Data excerpts:
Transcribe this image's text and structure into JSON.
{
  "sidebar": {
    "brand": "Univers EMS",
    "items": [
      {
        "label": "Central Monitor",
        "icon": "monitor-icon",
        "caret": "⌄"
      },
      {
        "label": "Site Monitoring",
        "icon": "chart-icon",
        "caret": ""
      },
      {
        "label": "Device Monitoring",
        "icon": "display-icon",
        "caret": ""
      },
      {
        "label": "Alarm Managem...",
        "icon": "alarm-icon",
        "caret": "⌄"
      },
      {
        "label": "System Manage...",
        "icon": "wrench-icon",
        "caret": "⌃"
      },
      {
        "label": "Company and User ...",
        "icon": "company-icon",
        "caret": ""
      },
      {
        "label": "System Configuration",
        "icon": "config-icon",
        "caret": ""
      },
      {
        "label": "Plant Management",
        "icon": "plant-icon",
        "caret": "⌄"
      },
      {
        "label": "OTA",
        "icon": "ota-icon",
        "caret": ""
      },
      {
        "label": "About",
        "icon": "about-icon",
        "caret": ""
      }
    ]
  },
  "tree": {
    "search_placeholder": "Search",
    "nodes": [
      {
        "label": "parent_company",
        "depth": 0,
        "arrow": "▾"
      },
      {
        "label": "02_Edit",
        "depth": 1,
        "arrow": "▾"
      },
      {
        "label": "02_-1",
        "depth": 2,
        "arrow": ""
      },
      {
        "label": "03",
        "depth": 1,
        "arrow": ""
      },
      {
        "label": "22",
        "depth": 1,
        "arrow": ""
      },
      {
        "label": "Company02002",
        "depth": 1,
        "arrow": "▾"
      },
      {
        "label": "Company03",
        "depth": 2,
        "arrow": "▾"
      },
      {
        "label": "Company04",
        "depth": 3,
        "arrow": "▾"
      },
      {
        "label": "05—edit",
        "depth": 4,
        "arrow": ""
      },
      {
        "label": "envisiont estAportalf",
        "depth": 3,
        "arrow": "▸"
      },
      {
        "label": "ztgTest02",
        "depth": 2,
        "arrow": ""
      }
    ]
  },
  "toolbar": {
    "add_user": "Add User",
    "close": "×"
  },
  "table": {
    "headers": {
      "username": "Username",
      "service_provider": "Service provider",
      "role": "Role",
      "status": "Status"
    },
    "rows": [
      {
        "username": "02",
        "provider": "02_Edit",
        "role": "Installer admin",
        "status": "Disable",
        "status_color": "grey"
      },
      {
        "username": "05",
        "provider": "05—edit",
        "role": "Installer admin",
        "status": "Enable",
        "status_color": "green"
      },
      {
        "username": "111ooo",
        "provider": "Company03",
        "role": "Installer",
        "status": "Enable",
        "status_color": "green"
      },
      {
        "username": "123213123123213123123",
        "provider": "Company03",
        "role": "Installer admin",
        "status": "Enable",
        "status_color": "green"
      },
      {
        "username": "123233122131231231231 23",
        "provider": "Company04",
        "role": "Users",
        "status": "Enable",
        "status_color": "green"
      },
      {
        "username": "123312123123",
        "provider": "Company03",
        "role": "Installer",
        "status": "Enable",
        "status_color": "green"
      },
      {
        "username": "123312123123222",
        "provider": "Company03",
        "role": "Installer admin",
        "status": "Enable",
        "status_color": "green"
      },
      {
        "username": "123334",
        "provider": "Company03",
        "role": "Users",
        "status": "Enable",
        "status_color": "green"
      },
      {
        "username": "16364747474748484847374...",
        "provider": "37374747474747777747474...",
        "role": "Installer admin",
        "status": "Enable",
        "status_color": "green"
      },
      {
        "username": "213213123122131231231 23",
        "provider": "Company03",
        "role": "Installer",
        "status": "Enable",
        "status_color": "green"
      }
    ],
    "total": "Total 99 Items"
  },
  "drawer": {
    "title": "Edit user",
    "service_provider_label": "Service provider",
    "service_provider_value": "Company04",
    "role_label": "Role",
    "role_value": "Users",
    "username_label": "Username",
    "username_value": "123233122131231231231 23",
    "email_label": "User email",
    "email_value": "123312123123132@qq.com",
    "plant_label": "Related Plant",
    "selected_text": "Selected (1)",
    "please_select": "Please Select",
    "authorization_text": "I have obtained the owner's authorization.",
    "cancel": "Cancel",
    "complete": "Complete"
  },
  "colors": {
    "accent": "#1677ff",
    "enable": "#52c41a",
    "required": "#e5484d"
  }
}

=== Exercise brief ===
From the listing above, copy out each line where the word "icon" appears.

=== Solution to the problem ===
        "icon": "monitor-icon",
        "icon": "chart-icon",
        "icon": "display-icon",
        "icon": "alarm-icon",
        "icon": "wrench-icon",
        "icon": "company-icon",
        "icon": "config-icon",
        "icon": "plant-icon",
        "icon": "ota-icon",
        "icon": "about-icon",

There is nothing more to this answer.